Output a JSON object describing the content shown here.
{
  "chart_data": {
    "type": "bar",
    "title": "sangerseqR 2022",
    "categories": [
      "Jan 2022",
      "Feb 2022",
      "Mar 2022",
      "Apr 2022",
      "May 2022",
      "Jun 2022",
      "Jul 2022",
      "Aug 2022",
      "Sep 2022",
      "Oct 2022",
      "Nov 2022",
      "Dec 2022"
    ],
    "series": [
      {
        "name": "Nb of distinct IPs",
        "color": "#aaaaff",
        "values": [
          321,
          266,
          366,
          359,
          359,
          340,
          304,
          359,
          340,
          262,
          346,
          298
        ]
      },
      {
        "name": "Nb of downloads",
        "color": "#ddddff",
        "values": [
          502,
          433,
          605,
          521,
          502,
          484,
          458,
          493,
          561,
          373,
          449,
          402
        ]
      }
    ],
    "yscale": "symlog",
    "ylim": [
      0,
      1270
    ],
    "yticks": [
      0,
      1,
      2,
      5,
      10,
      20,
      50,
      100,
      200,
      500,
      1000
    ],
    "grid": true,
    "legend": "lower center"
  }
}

------------------------------------------------

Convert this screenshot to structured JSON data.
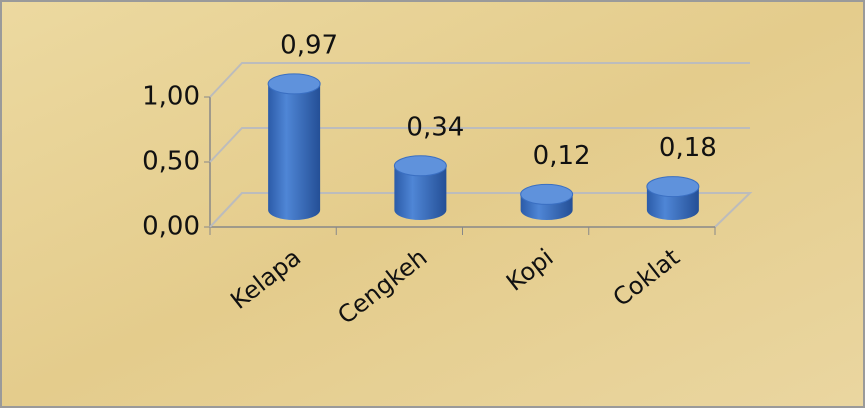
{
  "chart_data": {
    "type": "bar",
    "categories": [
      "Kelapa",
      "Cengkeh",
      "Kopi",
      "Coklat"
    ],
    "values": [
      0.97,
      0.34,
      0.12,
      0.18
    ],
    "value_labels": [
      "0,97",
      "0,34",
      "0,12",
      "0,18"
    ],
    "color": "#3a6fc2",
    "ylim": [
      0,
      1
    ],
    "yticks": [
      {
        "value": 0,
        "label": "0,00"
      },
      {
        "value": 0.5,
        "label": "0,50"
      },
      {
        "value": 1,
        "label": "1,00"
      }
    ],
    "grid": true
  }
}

------------------------------------------------

* [What the task asks] In the listing above, find the lines holding the word "JSON" and copy them.

* [Exercise response]
Output a JSON object describing the content shown here.
Convert this screenshot to structured JSON data.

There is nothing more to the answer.